▶ _Dataset records_
"""

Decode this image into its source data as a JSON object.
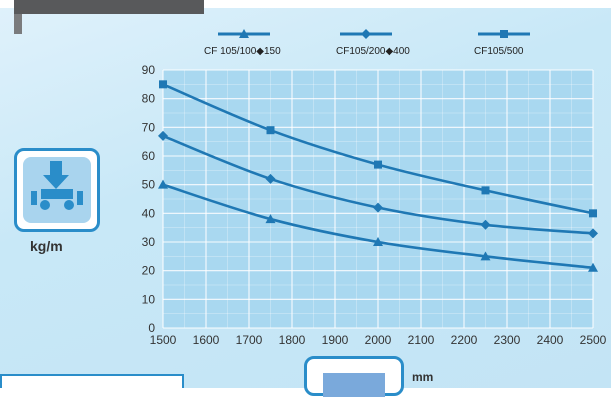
{
  "chart_data": {
    "type": "line",
    "x": [
      1500,
      1750,
      2000,
      2250,
      2500
    ],
    "xticks": [
      1500,
      1600,
      1700,
      1800,
      1900,
      2000,
      2100,
      2200,
      2300,
      2400,
      2500
    ],
    "yticks": [
      0,
      10,
      20,
      30,
      40,
      50,
      60,
      70,
      80,
      90
    ],
    "xlim": [
      1500,
      2500
    ],
    "ylim": [
      0,
      90
    ],
    "xlabel": "mm",
    "ylabel": "kg/m",
    "grid": true,
    "legend_position": "top",
    "series": [
      {
        "name": "CF 105/100◆150",
        "marker": "triangle",
        "values": [
          50,
          38,
          30,
          25,
          21
        ]
      },
      {
        "name": "CF105/200◆400",
        "marker": "diamond",
        "values": [
          67,
          52,
          42,
          36,
          33
        ]
      },
      {
        "name": "CF105/500",
        "marker": "square",
        "values": [
          85,
          69,
          57,
          48,
          40
        ]
      }
    ],
    "colors": {
      "line": "#1f78b4",
      "plot_bg": "#a9d8f0",
      "grid": "#ffffff"
    }
  }
}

"""

▶ _Requirement_
Give only the number of lines in the data that hold the word "name".

▶ _Correct response_
3